■ What to produce
Output each line of the material exactly as it stands.

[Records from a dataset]
————————

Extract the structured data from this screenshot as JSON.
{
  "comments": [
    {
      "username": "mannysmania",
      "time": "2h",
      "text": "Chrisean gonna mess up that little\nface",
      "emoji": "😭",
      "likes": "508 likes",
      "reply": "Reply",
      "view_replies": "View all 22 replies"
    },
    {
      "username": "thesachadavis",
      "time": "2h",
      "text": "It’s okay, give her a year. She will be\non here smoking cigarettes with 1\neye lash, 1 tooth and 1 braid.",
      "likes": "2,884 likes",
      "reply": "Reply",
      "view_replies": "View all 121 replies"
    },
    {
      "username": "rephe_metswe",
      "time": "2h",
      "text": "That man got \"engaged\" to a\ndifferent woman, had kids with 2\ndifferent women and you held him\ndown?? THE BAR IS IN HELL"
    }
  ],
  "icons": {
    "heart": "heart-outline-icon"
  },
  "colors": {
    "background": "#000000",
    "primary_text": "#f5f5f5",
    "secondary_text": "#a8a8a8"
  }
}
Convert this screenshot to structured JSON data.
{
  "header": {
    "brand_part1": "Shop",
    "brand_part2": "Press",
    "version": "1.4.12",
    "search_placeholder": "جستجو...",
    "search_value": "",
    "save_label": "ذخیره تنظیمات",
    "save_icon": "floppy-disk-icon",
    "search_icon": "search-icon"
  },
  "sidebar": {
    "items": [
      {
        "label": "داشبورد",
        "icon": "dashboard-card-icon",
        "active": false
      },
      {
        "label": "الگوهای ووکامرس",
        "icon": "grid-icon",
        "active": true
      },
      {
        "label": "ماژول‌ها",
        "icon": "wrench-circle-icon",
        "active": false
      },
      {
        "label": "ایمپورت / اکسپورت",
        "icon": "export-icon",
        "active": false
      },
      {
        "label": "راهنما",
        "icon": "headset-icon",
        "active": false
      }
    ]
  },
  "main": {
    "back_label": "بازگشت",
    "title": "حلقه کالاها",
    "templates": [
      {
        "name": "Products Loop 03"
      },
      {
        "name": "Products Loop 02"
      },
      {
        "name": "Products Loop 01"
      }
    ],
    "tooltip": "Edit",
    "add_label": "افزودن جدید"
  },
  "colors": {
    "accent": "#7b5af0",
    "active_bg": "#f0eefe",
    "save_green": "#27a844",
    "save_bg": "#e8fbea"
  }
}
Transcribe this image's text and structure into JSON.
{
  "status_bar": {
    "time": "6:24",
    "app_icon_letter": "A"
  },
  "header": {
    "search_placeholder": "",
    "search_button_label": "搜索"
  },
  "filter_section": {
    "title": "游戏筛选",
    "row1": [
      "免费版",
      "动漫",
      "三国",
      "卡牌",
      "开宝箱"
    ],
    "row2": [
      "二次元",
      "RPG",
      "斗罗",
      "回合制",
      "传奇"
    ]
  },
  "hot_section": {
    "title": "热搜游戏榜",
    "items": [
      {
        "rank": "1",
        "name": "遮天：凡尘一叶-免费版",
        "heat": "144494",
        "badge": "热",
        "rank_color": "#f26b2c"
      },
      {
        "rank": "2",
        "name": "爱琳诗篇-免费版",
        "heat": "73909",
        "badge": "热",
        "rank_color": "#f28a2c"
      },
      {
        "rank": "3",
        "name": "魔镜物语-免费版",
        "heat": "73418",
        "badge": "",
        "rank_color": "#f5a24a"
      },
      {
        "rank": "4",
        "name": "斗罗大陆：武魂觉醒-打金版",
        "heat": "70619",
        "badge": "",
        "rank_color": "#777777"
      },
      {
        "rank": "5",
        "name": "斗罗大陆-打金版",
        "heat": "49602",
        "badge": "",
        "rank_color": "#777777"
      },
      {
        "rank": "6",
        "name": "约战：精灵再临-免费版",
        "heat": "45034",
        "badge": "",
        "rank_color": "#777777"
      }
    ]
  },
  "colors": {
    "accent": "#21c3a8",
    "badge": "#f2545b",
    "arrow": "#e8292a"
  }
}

————————

■ Right answer
Extract the structured data from this screenshot as JSON.
{
  "comments": [
    {
      "username": "mannysmania",
      "time": "2h",
      "text": "Chrisean gonna mess up that little\nface",
      "emoji": "😭",
      "likes": "508 likes",
      "reply": "Reply",
      "view_replies": "View all 22 replies"
    },
    {
      "username": "thesachadavis",
      "time": "2h",
      "text": "It’s okay, give her a year. She will be\non here smoking cigarettes with 1\neye lash, 1 tooth and 1 braid.",
      "likes": "2,884 likes",
      "reply": "Reply",
      "view_replies": "View all 121 replies"
    },
    {
      "username": "rephe_metswe",
      "time": "2h",
      "text": "That man got \"engaged\" to a\ndifferent woman, had kids with 2\ndifferent women and you held him\ndown?? THE BAR IS IN HELL"
    }
  ],
  "icons": {
    "heart": "heart-outline-icon"
  },
  "colors": {
    "background": "#000000",
    "primary_text": "#f5f5f5",
    "secondary_text": "#a8a8a8"
  }
}
Convert this screenshot to structured JSON data.
{
  "header": {
    "brand_part1": "Shop",
    "brand_part2": "Press",
    "version": "1.4.12",
    "search_placeholder": "جستجو...",
    "search_value": "",
    "save_label": "ذخیره تنظیمات",
    "save_icon": "floppy-disk-icon",
    "search_icon": "search-icon"
  },
  "sidebar": {
    "items": [
      {
        "label": "داشبورد",
        "icon": "dashboard-card-icon",
        "active": false
      },
      {
        "label": "الگوهای ووکامرس",
        "icon": "grid-icon",
        "active": true
      },
      {
        "label": "ماژول‌ها",
        "icon": "wrench-circle-icon",
        "active": false
      },
      {
        "label": "ایمپورت / اکسپورت",
        "icon": "export-icon",
        "active": false
      },
      {
        "label": "راهنما",
        "icon": "headset-icon",
        "active": false
      }
    ]
  },
  "main": {
    "back_label": "بازگشت",
    "title": "حلقه کالاها",
    "templates": [
      {
        "name": "Products Loop 03"
      },
      {
        "name": "Products Loop 02"
      },
      {
        "name": "Products Loop 01"
      }
    ],
    "tooltip": "Edit",
    "add_label": "افزودن جدید"
  },
  "colors": {
    "accent": "#7b5af0",
    "active_bg": "#f0eefe",
    "save_green": "#27a844",
    "save_bg": "#e8fbea"
  }
}
Transcribe this image's text and structure into JSON.
{
  "status_bar": {
    "time": "6:24",
    "app_icon_letter": "A"
  },
  "header": {
    "search_placeholder": "",
    "search_button_label": "搜索"
  },
  "filter_section": {
    "title": "游戏筛选",
    "row1": [
      "免费版",
      "动漫",
      "三国",
      "卡牌",
      "开宝箱"
    ],
    "row2": [
      "二次元",
      "RPG",
      "斗罗",
      "回合制",
      "传奇"
    ]
  },
  "hot_section": {
    "title": "热搜游戏榜",
    "items": [
      {
        "rank": "1",
        "name": "遮天：凡尘一叶-免费版",
        "heat": "144494",
        "badge": "热",
        "rank_color": "#f26b2c"
      },
      {
        "rank": "2",
        "name": "爱琳诗篇-免费版",
        "heat": "73909",
        "badge": "热",
        "rank_color": "#f28a2c"
      },
      {
        "rank": "3",
        "name": "魔镜物语-免费版",
        "heat": "73418",
        "badge": "",
        "rank_color": "#f5a24a"
      },
      {
        "rank": "4",
        "name": "斗罗大陆：武魂觉醒-打金版",
        "heat": "70619",
        "badge": "",
        "rank_color": "#777777"
      },
      {
        "rank": "5",
        "name": "斗罗大陆-打金版",
        "heat": "49602",
        "badge": "",
        "rank_color": "#777777"
      },
      {
        "rank": "6",
        "name": "约战：精灵再临-免费版",
        "heat": "45034",
        "badge": "",
        "rank_color": "#777777"
      }
    ]
  },
  "colors": {
    "accent": "#21c3a8",
    "badge": "#f2545b",
    "arrow": "#e8292a"
  }
}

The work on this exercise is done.